* Start Material provided *

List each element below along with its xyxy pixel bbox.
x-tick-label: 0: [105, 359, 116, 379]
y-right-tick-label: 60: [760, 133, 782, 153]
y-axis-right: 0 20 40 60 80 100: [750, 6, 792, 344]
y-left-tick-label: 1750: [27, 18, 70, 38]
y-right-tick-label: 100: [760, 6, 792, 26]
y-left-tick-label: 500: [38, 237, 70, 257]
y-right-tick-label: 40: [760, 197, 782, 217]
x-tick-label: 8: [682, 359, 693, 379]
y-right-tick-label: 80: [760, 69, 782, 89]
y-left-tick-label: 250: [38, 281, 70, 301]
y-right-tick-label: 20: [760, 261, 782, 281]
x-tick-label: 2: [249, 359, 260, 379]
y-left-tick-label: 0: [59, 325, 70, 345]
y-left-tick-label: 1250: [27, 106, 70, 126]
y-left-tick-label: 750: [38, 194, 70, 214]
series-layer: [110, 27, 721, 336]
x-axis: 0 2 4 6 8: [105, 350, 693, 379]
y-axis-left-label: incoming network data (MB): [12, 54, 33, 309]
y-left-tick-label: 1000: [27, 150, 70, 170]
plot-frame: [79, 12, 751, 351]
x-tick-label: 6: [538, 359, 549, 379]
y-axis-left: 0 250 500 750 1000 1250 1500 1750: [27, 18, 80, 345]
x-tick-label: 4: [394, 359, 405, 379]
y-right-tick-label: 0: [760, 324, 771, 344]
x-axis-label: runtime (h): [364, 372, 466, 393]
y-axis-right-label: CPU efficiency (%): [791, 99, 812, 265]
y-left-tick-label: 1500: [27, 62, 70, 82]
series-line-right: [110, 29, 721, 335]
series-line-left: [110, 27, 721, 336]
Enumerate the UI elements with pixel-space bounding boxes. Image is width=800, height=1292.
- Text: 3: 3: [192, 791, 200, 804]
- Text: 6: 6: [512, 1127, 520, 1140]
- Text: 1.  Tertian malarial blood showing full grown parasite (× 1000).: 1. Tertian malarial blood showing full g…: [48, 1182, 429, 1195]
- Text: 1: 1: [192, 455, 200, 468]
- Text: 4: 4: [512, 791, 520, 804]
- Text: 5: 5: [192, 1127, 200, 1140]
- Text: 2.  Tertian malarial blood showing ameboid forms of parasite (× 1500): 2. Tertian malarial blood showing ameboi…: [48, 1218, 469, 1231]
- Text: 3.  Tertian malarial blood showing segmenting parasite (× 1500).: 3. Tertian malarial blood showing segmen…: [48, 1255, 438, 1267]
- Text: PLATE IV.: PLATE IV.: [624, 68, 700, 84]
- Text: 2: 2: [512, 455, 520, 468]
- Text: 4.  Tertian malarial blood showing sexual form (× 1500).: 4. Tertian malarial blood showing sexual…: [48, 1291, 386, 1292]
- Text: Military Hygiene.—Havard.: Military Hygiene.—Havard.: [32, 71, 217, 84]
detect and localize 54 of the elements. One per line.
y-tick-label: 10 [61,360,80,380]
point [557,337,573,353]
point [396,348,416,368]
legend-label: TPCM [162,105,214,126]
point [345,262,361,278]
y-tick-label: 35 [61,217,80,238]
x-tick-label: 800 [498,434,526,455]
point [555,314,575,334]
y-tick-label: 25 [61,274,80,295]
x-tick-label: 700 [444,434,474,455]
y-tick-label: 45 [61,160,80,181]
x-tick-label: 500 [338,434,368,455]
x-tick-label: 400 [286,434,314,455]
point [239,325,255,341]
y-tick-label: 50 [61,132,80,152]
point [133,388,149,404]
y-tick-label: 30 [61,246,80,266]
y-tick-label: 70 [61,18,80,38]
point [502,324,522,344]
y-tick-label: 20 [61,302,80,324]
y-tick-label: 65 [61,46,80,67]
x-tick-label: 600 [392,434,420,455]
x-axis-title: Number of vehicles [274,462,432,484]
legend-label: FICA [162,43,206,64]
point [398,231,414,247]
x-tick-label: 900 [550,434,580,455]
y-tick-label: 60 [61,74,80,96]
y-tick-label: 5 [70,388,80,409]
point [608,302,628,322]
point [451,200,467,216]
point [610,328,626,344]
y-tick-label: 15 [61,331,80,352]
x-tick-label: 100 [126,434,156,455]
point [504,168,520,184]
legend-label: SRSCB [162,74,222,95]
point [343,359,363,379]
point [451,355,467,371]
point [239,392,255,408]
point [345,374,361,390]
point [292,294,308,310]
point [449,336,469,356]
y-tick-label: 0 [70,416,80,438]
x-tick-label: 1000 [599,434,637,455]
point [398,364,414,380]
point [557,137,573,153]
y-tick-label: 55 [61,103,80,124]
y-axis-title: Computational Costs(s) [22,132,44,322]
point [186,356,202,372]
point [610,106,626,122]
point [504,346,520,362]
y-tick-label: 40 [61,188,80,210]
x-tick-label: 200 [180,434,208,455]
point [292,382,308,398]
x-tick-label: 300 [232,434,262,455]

* End Material provided *

Rewrite the data from its beginning up to and including the line with "- Text: 5: 5: [192, 1127, 200, 1140]", substituting "x-axis-tick-label" for every occurrence of "x-tick-label" and keeping all other text the same.

Output ::
List each element below along with its xyxy pixel bbox.
x-axis-tick-label: 0: [105, 359, 116, 379]
y-right-tick-label: 60: [760, 133, 782, 153]
y-axis-right: 0 20 40 60 80 100: [750, 6, 792, 344]
y-left-tick-label: 1750: [27, 18, 70, 38]
y-right-tick-label: 100: [760, 6, 792, 26]
y-left-tick-label: 500: [38, 237, 70, 257]
y-right-tick-label: 40: [760, 197, 782, 217]
x-axis-tick-label: 8: [682, 359, 693, 379]
y-right-tick-label: 80: [760, 69, 782, 89]
y-left-tick-label: 250: [38, 281, 70, 301]
y-right-tick-label: 20: [760, 261, 782, 281]
x-axis-tick-label: 2: [249, 359, 260, 379]
y-left-tick-label: 0: [59, 325, 70, 345]
y-left-tick-label: 1250: [27, 106, 70, 126]
y-left-tick-label: 750: [38, 194, 70, 214]
series-layer: [110, 27, 721, 336]
x-axis: 0 2 4 6 8: [105, 350, 693, 379]
y-axis-left-label: incoming network data (MB): [12, 54, 33, 309]
y-left-tick-label: 1000: [27, 150, 70, 170]
plot-frame: [79, 12, 751, 351]
x-axis-tick-label: 6: [538, 359, 549, 379]
y-axis-left: 0 250 500 750 1000 1250 1500 1750: [27, 18, 80, 345]
x-axis-tick-label: 4: [394, 359, 405, 379]
y-right-tick-label: 0: [760, 324, 771, 344]
x-axis-label: runtime (h): [364, 372, 466, 393]
y-axis-right-label: CPU efficiency (%): [791, 99, 812, 265]
y-left-tick-label: 1500: [27, 62, 70, 82]
series-line-right: [110, 29, 721, 335]
series-line-left: [110, 27, 721, 336]
Enumerate the UI elements with pixel-space bounding boxes. Image is width=800, height=1292.
- Text: 3: 3: [192, 791, 200, 804]
- Text: 6: 6: [512, 1127, 520, 1140]
- Text: 1.  Tertian malarial blood showing full grown parasite (× 1000).: 1. Tertian malarial blood showing full g…: [48, 1182, 429, 1195]
- Text: 1: 1: [192, 455, 200, 468]
- Text: 4: 4: [512, 791, 520, 804]
- Text: 5: 5: [192, 1127, 200, 1140]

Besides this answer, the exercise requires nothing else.